**Exercise instructions:** Reproduce the records exactly.

(Dataset records)
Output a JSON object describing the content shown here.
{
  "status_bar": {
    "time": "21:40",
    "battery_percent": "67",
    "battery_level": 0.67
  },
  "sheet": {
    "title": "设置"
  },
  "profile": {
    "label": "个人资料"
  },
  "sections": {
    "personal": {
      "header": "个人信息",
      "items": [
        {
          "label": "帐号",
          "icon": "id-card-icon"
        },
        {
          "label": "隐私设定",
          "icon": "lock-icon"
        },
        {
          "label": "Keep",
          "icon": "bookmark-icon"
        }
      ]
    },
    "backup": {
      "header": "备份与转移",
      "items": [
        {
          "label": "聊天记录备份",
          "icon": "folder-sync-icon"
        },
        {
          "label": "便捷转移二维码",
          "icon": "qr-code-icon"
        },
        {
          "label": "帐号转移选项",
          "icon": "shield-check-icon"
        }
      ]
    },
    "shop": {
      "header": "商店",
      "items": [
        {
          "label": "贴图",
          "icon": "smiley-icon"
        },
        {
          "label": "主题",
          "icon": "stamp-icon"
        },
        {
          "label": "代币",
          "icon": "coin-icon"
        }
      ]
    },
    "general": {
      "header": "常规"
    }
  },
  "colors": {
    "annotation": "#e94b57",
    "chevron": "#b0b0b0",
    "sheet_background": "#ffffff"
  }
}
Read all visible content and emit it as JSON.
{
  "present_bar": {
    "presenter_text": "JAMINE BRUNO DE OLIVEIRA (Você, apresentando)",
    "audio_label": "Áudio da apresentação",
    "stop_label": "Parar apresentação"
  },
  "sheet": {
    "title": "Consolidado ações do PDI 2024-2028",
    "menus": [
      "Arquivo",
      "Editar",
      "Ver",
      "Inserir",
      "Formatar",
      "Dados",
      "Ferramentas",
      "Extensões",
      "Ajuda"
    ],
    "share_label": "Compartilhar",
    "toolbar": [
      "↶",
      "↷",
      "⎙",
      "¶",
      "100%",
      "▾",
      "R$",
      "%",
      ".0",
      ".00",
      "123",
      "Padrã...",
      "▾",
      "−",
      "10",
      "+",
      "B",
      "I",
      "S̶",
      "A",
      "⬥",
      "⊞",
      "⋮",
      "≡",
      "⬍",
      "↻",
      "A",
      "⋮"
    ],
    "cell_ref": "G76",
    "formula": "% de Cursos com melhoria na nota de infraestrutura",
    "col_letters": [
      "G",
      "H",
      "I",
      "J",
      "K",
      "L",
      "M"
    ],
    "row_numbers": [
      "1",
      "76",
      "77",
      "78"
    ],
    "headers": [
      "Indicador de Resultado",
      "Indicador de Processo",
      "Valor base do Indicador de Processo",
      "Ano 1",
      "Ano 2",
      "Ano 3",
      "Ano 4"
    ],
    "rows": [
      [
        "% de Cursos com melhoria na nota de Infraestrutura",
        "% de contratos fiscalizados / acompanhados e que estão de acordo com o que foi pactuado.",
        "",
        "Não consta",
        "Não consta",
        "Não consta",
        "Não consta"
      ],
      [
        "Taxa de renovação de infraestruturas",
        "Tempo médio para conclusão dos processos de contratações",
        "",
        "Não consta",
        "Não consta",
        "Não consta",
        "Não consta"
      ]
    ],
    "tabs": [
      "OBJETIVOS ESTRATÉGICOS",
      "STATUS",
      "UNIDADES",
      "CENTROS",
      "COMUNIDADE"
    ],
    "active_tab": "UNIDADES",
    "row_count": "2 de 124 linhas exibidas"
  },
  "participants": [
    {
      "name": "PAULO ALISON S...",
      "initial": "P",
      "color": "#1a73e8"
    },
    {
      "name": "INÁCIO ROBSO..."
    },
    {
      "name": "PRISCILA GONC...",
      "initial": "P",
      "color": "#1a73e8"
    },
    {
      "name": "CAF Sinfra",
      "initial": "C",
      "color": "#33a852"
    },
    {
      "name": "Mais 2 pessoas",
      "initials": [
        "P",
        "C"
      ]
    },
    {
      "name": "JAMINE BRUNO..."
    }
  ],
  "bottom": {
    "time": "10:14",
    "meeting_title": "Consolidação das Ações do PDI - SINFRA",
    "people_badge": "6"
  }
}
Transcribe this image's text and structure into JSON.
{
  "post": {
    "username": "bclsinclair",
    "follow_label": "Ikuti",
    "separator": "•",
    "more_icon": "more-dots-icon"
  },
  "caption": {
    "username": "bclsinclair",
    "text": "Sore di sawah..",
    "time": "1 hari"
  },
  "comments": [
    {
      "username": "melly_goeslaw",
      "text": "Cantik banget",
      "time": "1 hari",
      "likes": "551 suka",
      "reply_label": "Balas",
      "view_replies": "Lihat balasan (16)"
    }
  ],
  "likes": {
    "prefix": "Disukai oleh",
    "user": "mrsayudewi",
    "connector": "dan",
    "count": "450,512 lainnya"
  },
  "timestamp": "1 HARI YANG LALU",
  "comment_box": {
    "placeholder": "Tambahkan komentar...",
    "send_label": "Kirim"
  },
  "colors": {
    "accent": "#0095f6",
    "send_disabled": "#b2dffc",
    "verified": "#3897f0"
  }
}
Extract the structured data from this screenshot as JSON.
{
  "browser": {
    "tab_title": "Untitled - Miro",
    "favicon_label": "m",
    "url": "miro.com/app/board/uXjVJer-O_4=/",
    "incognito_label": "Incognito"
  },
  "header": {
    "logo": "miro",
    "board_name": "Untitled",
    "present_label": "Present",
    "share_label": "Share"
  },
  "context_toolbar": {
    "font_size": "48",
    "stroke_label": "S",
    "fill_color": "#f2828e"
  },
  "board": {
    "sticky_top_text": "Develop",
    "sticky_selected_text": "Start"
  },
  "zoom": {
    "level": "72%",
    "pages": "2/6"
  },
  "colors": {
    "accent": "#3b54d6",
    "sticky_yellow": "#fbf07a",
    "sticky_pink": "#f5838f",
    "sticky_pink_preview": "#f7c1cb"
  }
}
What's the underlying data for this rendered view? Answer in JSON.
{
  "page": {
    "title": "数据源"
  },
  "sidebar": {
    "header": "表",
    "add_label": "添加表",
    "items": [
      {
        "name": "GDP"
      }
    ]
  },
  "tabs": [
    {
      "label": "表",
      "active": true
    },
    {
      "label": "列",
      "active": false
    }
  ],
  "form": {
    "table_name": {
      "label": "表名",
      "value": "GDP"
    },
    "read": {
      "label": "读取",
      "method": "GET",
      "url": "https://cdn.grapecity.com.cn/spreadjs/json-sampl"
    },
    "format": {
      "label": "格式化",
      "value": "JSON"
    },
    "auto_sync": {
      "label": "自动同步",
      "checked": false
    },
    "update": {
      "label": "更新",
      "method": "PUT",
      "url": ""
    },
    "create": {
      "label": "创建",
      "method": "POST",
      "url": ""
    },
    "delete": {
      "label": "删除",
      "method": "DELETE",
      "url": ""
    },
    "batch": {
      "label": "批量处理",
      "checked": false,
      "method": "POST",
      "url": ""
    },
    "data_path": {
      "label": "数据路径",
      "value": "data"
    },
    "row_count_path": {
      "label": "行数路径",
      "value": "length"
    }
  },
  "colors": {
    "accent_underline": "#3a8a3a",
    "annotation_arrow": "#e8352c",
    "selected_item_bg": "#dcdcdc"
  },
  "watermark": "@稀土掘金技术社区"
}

**Solution to this task:**
Output a JSON object describing the content shown here.
{
  "status_bar": {
    "time": "21:40",
    "battery_percent": "67",
    "battery_level": 0.67
  },
  "sheet": {
    "title": "设置"
  },
  "profile": {
    "label": "个人资料"
  },
  "sections": {
    "personal": {
      "header": "个人信息",
      "items": [
        {
          "label": "帐号",
          "icon": "id-card-icon"
        },
        {
          "label": "隐私设定",
          "icon": "lock-icon"
        },
        {
          "label": "Keep",
          "icon": "bookmark-icon"
        }
      ]
    },
    "backup": {
      "header": "备份与转移",
      "items": [
        {
          "label": "聊天记录备份",
          "icon": "folder-sync-icon"
        },
        {
          "label": "便捷转移二维码",
          "icon": "qr-code-icon"
        },
        {
          "label": "帐号转移选项",
          "icon": "shield-check-icon"
        }
      ]
    },
    "shop": {
      "header": "商店",
      "items": [
        {
          "label": "贴图",
          "icon": "smiley-icon"
        },
        {
          "label": "主题",
          "icon": "stamp-icon"
        },
        {
          "label": "代币",
          "icon": "coin-icon"
        }
      ]
    },
    "general": {
      "header": "常规"
    }
  },
  "colors": {
    "annotation": "#e94b57",
    "chevron": "#b0b0b0",
    "sheet_background": "#ffffff"
  }
}
Read all visible content and emit it as JSON.
{
  "present_bar": {
    "presenter_text": "JAMINE BRUNO DE OLIVEIRA (Você, apresentando)",
    "audio_label": "Áudio da apresentação",
    "stop_label": "Parar apresentação"
  },
  "sheet": {
    "title": "Consolidado ações do PDI 2024-2028",
    "menus": [
      "Arquivo",
      "Editar",
      "Ver",
      "Inserir",
      "Formatar",
      "Dados",
      "Ferramentas",
      "Extensões",
      "Ajuda"
    ],
    "share_label": "Compartilhar",
    "toolbar": [
      "↶",
      "↷",
      "⎙",
      "¶",
      "100%",
      "▾",
      "R$",
      "%",
      ".0",
      ".00",
      "123",
      "Padrã...",
      "▾",
      "−",
      "10",
      "+",
      "B",
      "I",
      "S̶",
      "A",
      "⬥",
      "⊞",
      "⋮",
      "≡",
      "⬍",
      "↻",
      "A",
      "⋮"
    ],
    "cell_ref": "G76",
    "formula": "% de Cursos com melhoria na nota de infraestrutura",
    "col_letters": [
      "G",
      "H",
      "I",
      "J",
      "K",
      "L",
      "M"
    ],
    "row_numbers": [
      "1",
      "76",
      "77",
      "78"
    ],
    "headers": [
      "Indicador de Resultado",
      "Indicador de Processo",
      "Valor base do Indicador de Processo",
      "Ano 1",
      "Ano 2",
      "Ano 3",
      "Ano 4"
    ],
    "rows": [
      [
        "% de Cursos com melhoria na nota de Infraestrutura",
        "% de contratos fiscalizados / acompanhados e que estão de acordo com o que foi pactuado.",
        "",
        "Não consta",
        "Não consta",
        "Não consta",
        "Não consta"
      ],
      [
        "Taxa de renovação de infraestruturas",
        "Tempo médio para conclusão dos processos de contratações",
        "",
        "Não consta",
        "Não consta",
        "Não consta",
        "Não consta"
      ]
    ],
    "tabs": [
      "OBJETIVOS ESTRATÉGICOS",
      "STATUS",
      "UNIDADES",
      "CENTROS",
      "COMUNIDADE"
    ],
    "active_tab": "UNIDADES",
    "row_count": "2 de 124 linhas exibidas"
  },
  "participants": [
    {
      "name": "PAULO ALISON S...",
      "initial": "P",
      "color": "#1a73e8"
    },
    {
      "name": "INÁCIO ROBSO..."
    },
    {
      "name": "PRISCILA GONC...",
      "initial": "P",
      "color": "#1a73e8"
    },
    {
      "name": "CAF Sinfra",
      "initial": "C",
      "color": "#33a852"
    },
    {
      "name": "Mais 2 pessoas",
      "initials": [
        "P",
        "C"
      ]
    },
    {
      "name": "JAMINE BRUNO..."
    }
  ],
  "bottom": {
    "time": "10:14",
    "meeting_title": "Consolidação das Ações do PDI - SINFRA",
    "people_badge": "6"
  }
}
Transcribe this image's text and structure into JSON.
{
  "post": {
    "username": "bclsinclair",
    "follow_label": "Ikuti",
    "separator": "•",
    "more_icon": "more-dots-icon"
  },
  "caption": {
    "username": "bclsinclair",
    "text": "Sore di sawah..",
    "time": "1 hari"
  },
  "comments": [
    {
      "username": "melly_goeslaw",
      "text": "Cantik banget",
      "time": "1 hari",
      "likes": "551 suka",
      "reply_label": "Balas",
      "view_replies": "Lihat balasan (16)"
    }
  ],
  "likes": {
    "prefix": "Disukai oleh",
    "user": "mrsayudewi",
    "connector": "dan",
    "count": "450,512 lainnya"
  },
  "timestamp": "1 HARI YANG LALU",
  "comment_box": {
    "placeholder": "Tambahkan komentar...",
    "send_label": "Kirim"
  },
  "colors": {
    "accent": "#0095f6",
    "send_disabled": "#b2dffc",
    "verified": "#3897f0"
  }
}
Extract the structured data from this screenshot as JSON.
{
  "browser": {
    "tab_title": "Untitled - Miro",
    "favicon_label": "m",
    "url": "miro.com/app/board/uXjVJer-O_4=/",
    "incognito_label": "Incognito"
  },
  "header": {
    "logo": "miro",
    "board_name": "Untitled",
    "present_label": "Present",
    "share_label": "Share"
  },
  "context_toolbar": {
    "font_size": "48",
    "stroke_label": "S",
    "fill_color": "#f2828e"
  },
  "board": {
    "sticky_top_text": "Develop",
    "sticky_selected_text": "Start"
  },
  "zoom": {
    "level": "72%",
    "pages": "2/6"
  },
  "colors": {
    "accent": "#3b54d6",
    "sticky_yellow": "#fbf07a",
    "sticky_pink": "#f5838f",
    "sticky_pink_preview": "#f7c1cb"
  }
}
What's the underlying data for this rendered view? Answer in JSON.
{
  "page": {
    "title": "数据源"
  },
  "sidebar": {
    "header": "表",
    "add_label": "添加表",
    "items": [
      {
        "name": "GDP"
      }
    ]
  },
  "tabs": [
    {
      "label": "表",
      "active": true
    },
    {
      "label": "列",
      "active": false
    }
  ],
  "form": {
    "table_name": {
      "label": "表名",
      "value": "GDP"
    },
    "read": {
      "label": "读取",
      "method": "GET",
      "url": "https://cdn.grapecity.com.cn/spreadjs/json-sampl"
    },
    "format": {
      "label": "格式化",
      "value": "JSON"
    },
    "auto_sync": {
      "label": "自动同步",
      "checked": false
    },
    "update": {
      "label": "更新",
      "method": "PUT",
      "url": ""
    },
    "create": {
      "label": "创建",
      "method": "POST",
      "url": ""
    },
    "delete": {
      "label": "删除",
      "method": "DELETE",
      "url": ""
    },
    "batch": {
      "label": "批量处理",
      "checked": false,
      "method": "POST",
      "url": ""
    },
    "data_path": {
      "label": "数据路径",
      "value": "data"
    },
    "row_count_path": {
      "label": "行数路径",
      "value": "length"
    }
  },
  "colors": {
    "accent_underline": "#3a8a3a",
    "annotation_arrow": "#e8352c",
    "selected_item_bg": "#dcdcdc"
  },
  "watermark": "@稀土掘金技术社区"
}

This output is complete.